* [INPUT DATA]
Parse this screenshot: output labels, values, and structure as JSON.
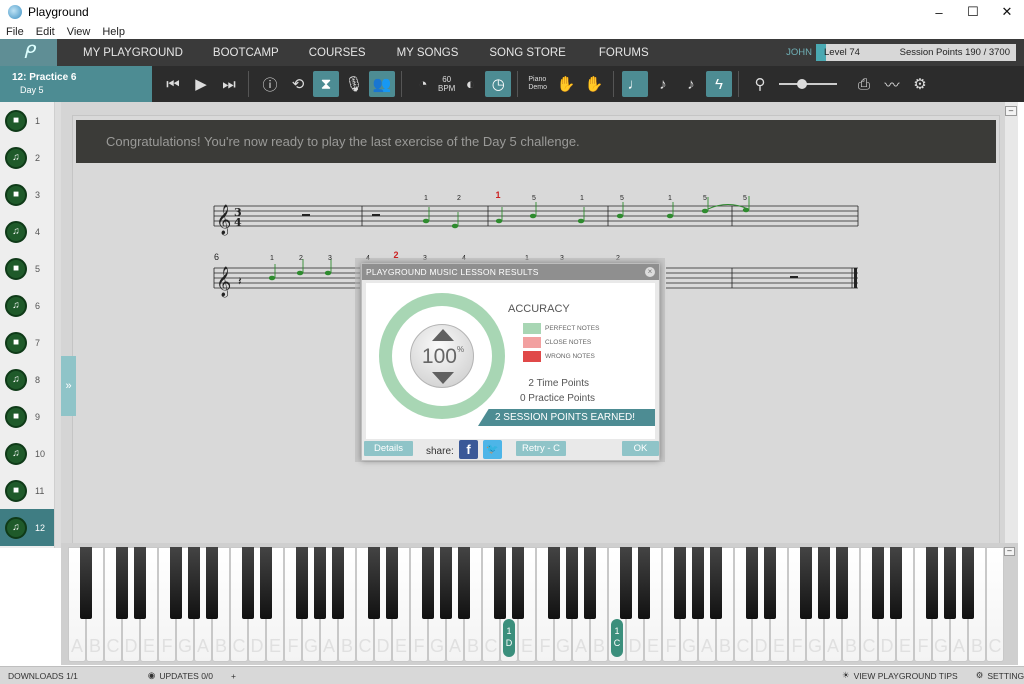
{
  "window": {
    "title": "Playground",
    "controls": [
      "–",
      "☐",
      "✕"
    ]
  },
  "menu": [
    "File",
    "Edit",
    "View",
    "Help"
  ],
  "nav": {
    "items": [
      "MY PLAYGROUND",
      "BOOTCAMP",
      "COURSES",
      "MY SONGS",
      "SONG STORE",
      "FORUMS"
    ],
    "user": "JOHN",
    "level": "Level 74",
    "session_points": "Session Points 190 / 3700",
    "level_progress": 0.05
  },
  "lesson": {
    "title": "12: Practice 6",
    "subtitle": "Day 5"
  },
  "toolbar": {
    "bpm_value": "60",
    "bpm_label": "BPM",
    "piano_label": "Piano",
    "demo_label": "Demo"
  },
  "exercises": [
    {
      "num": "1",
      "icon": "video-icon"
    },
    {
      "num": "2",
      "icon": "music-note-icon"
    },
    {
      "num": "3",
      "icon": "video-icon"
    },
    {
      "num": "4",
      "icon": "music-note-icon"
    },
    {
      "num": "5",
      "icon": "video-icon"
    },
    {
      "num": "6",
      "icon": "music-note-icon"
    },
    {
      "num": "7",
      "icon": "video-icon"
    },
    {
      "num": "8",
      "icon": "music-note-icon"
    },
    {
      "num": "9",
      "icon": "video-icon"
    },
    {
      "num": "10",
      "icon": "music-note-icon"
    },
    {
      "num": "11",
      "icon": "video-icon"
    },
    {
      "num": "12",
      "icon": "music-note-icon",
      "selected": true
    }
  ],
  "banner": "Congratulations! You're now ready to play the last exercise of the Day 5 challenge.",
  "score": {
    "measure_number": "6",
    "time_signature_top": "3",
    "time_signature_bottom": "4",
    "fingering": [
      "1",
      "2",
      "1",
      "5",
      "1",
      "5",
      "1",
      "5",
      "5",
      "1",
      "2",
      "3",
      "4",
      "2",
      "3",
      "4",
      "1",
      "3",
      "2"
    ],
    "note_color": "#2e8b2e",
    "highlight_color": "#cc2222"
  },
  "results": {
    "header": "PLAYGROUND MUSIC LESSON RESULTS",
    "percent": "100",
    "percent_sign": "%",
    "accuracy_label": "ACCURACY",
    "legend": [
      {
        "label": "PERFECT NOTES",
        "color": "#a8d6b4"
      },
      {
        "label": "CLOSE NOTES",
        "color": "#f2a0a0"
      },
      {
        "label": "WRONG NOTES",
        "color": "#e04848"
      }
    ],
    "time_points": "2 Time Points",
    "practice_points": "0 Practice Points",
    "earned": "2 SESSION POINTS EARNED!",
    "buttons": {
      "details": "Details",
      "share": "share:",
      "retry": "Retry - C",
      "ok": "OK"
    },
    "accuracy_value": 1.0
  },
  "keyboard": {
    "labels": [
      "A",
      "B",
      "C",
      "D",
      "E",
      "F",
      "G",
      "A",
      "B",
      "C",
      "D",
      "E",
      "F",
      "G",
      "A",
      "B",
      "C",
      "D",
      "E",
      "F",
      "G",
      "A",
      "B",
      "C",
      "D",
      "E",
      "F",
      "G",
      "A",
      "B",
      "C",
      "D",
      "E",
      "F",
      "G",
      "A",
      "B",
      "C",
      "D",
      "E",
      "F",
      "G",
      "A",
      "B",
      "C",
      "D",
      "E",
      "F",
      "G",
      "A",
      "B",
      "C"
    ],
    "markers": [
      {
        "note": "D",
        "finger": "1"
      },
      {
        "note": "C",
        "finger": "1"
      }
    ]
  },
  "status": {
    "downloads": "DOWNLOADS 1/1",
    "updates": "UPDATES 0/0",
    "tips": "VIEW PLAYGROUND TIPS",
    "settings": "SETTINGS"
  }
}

* [DESCRIPTION OF THE TASK]
Lines that hold the word "NOTES" are the ones to return, every one of them.

* [CORRECT ANSWER]
        "label": "PERFECT NOTES",
        "label": "CLOSE NOTES",
        "label": "WRONG NOTES",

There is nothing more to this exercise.